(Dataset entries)
+++
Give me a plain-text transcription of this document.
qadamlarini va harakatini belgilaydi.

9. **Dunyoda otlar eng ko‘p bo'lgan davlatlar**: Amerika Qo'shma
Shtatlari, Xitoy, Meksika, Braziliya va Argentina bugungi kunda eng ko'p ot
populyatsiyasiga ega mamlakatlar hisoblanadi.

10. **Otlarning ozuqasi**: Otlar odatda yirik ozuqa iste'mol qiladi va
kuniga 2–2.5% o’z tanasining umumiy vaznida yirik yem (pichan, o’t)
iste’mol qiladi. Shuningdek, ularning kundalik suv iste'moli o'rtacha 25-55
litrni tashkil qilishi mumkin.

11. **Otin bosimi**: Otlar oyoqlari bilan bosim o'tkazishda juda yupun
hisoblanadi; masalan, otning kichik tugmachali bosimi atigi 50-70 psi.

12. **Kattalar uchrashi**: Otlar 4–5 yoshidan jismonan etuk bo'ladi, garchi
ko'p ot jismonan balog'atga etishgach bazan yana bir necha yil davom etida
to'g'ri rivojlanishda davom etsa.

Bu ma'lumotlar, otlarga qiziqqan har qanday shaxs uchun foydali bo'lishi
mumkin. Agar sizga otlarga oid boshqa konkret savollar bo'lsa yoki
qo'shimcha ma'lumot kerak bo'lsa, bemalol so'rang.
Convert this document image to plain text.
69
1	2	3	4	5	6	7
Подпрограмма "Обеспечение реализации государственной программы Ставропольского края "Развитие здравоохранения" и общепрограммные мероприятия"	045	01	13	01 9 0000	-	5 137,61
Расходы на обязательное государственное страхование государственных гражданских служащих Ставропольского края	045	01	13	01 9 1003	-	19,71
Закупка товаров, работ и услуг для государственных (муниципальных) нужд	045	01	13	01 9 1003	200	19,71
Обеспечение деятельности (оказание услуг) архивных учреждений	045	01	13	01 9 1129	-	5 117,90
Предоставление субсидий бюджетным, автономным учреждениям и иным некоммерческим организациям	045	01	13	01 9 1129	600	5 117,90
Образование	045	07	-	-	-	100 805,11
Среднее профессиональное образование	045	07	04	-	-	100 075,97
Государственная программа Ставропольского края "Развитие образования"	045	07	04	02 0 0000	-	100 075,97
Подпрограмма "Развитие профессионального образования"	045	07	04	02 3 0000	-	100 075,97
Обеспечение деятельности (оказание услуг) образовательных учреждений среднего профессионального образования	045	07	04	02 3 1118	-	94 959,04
+++
→ **What you need to do**:
The records above should be restated word for word, please.

→ **Reply to the exercise**:
Give me a plain-text transcription of this document.
qadamlarini va harakatini belgilaydi.

9. **Dunyoda otlar eng ko‘p bo'lgan davlatlar**: Amerika Qo'shma
Shtatlari, Xitoy, Meksika, Braziliya va Argentina bugungi kunda eng ko'p ot
populyatsiyasiga ega mamlakatlar hisoblanadi.

10. **Otlarning ozuqasi**: Otlar odatda yirik ozuqa iste'mol qiladi va
kuniga 2–2.5% o’z tanasining umumiy vaznida yirik yem (pichan, o’t)
iste’mol qiladi. Shuningdek, ularning kundalik suv iste'moli o'rtacha 25-55
litrni tashkil qilishi mumkin.

11. **Otin bosimi**: Otlar oyoqlari bilan bosim o'tkazishda juda yupun
hisoblanadi; masalan, otning kichik tugmachali bosimi atigi 50-70 psi.

12. **Kattalar uchrashi**: Otlar 4–5 yoshidan jismonan etuk bo'ladi, garchi
ko'p ot jismonan balog'atga etishgach bazan yana bir necha yil davom etida
to'g'ri rivojlanishda davom etsa.

Bu ma'lumotlar, otlarga qiziqqan har qanday shaxs uchun foydali bo'lishi
mumkin. Agar sizga otlarga oid boshqa konkret savollar bo'lsa yoki
qo'shimcha ma'lumot kerak bo'lsa, bemalol so'rang.
Convert this document image to plain text.
69
1	2	3	4	5	6	7
Подпрограмма "Обеспечение реализации государственной программы Ставропольского края "Развитие здравоохранения" и общепрограммные мероприятия"	045	01	13	01 9 0000	-	5 137,61
Расходы на обязательное государственное страхование государственных гражданских служащих Ставропольского края	045	01	13	01 9 1003	-	19,71
Закупка товаров, работ и услуг для государственных (муниципальных) нужд	045	01	13	01 9 1003	200	19,71
Обеспечение деятельности (оказание услуг) архивных учреждений	045	01	13	01 9 1129	-	5 117,90
Предоставление субсидий бюджетным, автономным учреждениям и иным некоммерческим организациям	045	01	13	01 9 1129	600	5 117,90
Образование	045	07	-	-	-	100 805,11
Среднее профессиональное образование	045	07	04	-	-	100 075,97
Государственная программа Ставропольского края "Развитие образования"	045	07	04	02 0 0000	-	100 075,97
Подпрограмма "Развитие профессионального образования"	045	07	04	02 3 0000	-	100 075,97
Обеспечение деятельности (оказание услуг) образовательных учреждений среднего профессионального образования	045	07	04	02 3 1118	-	94 959,04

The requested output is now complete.